[Material for this task]
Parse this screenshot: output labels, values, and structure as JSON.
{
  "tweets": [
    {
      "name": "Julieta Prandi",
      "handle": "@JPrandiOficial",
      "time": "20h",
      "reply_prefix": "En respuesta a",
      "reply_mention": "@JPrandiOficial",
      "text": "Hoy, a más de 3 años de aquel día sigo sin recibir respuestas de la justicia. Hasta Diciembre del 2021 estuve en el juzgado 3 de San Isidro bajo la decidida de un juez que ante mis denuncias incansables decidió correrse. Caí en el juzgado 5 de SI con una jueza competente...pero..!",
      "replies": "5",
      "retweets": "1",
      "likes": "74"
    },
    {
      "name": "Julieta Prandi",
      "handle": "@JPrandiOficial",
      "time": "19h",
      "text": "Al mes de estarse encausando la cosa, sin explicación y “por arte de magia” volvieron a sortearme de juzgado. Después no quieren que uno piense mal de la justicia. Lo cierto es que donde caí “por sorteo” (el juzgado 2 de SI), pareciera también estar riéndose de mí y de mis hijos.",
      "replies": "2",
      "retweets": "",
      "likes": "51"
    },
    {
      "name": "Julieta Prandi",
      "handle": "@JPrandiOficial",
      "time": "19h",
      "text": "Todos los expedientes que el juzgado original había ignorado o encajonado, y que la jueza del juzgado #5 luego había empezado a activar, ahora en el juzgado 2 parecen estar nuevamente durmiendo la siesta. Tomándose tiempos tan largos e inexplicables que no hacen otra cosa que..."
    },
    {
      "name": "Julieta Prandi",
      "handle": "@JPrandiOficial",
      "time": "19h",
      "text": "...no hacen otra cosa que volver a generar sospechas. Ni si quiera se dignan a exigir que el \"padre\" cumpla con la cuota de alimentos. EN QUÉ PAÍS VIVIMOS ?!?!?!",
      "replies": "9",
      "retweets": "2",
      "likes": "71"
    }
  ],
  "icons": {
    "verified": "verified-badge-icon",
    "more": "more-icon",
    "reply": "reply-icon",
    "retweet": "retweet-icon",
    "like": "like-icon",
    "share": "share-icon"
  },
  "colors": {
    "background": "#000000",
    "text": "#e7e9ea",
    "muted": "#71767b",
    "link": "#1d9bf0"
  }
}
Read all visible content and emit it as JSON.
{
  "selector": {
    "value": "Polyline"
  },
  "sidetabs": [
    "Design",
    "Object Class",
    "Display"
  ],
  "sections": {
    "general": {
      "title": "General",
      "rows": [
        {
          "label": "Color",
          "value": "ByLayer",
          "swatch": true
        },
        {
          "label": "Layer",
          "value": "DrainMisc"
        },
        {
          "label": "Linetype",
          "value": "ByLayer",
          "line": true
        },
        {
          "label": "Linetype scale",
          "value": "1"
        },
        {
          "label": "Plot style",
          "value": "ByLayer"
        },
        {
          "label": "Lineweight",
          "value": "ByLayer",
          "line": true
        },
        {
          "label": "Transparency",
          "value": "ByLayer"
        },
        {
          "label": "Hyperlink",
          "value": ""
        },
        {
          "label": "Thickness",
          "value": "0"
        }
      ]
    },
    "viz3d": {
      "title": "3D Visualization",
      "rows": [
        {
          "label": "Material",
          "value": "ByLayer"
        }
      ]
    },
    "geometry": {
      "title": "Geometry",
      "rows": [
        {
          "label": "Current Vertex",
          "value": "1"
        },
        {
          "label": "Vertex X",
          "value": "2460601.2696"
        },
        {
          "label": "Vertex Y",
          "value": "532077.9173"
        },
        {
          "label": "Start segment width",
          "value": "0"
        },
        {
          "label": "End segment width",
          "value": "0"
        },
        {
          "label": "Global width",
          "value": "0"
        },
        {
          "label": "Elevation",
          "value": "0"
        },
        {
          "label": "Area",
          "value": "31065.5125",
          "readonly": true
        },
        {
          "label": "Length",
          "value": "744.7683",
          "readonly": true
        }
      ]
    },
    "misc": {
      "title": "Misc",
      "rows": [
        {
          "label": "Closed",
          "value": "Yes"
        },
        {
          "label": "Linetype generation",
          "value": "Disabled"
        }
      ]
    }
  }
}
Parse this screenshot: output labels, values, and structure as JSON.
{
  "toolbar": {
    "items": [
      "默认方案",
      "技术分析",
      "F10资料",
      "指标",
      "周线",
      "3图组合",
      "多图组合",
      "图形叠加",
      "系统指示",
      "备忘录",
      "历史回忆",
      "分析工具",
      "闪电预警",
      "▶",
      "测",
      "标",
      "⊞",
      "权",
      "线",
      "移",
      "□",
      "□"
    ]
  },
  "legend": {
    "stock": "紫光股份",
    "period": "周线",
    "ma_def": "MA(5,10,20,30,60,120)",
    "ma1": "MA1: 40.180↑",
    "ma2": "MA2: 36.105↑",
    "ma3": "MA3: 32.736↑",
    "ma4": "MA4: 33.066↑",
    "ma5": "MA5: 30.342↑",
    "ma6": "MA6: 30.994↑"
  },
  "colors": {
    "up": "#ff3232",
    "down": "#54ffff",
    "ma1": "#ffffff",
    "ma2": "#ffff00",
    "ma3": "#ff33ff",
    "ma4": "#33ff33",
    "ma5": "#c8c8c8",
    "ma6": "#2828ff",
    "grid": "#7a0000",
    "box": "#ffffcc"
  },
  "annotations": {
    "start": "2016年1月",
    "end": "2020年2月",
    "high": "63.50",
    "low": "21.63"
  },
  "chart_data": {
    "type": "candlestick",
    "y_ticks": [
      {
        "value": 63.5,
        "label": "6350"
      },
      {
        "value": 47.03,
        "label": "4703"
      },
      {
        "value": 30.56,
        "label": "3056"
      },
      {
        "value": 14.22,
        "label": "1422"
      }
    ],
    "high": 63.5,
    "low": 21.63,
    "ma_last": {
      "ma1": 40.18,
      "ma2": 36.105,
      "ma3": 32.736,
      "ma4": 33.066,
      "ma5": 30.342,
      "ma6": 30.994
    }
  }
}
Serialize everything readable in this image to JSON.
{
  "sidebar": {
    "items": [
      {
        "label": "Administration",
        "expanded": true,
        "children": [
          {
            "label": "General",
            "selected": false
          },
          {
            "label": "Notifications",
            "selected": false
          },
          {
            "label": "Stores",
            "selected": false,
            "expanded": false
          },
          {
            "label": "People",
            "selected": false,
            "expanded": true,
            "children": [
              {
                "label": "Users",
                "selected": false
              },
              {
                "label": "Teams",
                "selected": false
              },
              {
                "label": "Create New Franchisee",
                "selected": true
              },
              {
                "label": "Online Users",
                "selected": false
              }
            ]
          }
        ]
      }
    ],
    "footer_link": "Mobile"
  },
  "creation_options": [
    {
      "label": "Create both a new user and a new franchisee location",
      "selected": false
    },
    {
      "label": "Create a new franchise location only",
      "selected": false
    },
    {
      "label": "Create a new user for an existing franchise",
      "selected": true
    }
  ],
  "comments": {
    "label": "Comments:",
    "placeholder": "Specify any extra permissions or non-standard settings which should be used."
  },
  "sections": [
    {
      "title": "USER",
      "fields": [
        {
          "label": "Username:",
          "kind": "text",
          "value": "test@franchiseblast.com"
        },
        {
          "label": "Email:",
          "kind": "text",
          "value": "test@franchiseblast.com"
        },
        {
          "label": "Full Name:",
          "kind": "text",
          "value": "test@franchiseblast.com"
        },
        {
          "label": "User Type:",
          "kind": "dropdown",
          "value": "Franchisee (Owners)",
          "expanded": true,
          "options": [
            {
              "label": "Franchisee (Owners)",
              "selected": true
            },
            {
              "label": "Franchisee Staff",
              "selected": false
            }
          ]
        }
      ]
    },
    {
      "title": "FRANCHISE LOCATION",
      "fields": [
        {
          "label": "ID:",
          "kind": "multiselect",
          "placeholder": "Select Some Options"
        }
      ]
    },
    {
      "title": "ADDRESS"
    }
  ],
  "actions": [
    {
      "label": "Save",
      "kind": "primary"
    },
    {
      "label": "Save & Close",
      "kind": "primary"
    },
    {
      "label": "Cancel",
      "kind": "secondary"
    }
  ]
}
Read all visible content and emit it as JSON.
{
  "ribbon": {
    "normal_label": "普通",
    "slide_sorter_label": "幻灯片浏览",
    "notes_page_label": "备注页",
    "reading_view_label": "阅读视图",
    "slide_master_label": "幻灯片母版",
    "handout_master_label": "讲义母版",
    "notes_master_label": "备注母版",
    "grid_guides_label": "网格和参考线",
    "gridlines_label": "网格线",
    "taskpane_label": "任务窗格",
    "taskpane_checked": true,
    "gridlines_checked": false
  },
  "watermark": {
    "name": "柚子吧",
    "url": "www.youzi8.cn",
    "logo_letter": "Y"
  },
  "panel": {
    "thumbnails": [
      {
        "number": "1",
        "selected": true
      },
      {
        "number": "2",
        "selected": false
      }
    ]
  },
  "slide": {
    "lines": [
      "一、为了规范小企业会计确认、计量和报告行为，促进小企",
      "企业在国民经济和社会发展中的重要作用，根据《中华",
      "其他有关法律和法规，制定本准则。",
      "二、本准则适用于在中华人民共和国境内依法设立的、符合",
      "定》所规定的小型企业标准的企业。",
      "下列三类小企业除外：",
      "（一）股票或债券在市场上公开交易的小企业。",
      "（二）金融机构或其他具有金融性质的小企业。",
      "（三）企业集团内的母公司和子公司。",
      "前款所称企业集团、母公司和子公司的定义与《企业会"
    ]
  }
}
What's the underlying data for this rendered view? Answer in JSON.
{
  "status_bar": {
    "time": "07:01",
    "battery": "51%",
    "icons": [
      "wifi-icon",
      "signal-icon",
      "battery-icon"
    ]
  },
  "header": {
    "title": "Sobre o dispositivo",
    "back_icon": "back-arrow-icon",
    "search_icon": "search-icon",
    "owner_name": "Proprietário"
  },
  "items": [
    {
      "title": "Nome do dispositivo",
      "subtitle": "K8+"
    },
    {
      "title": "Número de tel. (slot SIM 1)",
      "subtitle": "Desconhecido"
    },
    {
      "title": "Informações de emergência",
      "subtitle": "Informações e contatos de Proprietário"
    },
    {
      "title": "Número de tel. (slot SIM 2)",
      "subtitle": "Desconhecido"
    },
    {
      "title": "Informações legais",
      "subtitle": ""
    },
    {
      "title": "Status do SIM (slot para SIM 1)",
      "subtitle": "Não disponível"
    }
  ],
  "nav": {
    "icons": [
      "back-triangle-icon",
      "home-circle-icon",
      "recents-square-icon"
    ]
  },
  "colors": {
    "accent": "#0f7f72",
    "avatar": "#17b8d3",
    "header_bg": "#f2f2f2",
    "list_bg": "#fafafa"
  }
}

[Prompt] Write out each line of the data that holds the string "Proprietário".

[Task solution]
    "owner_name": "Proprietário"
      "subtitle": "Informações e contatos de Proprietário"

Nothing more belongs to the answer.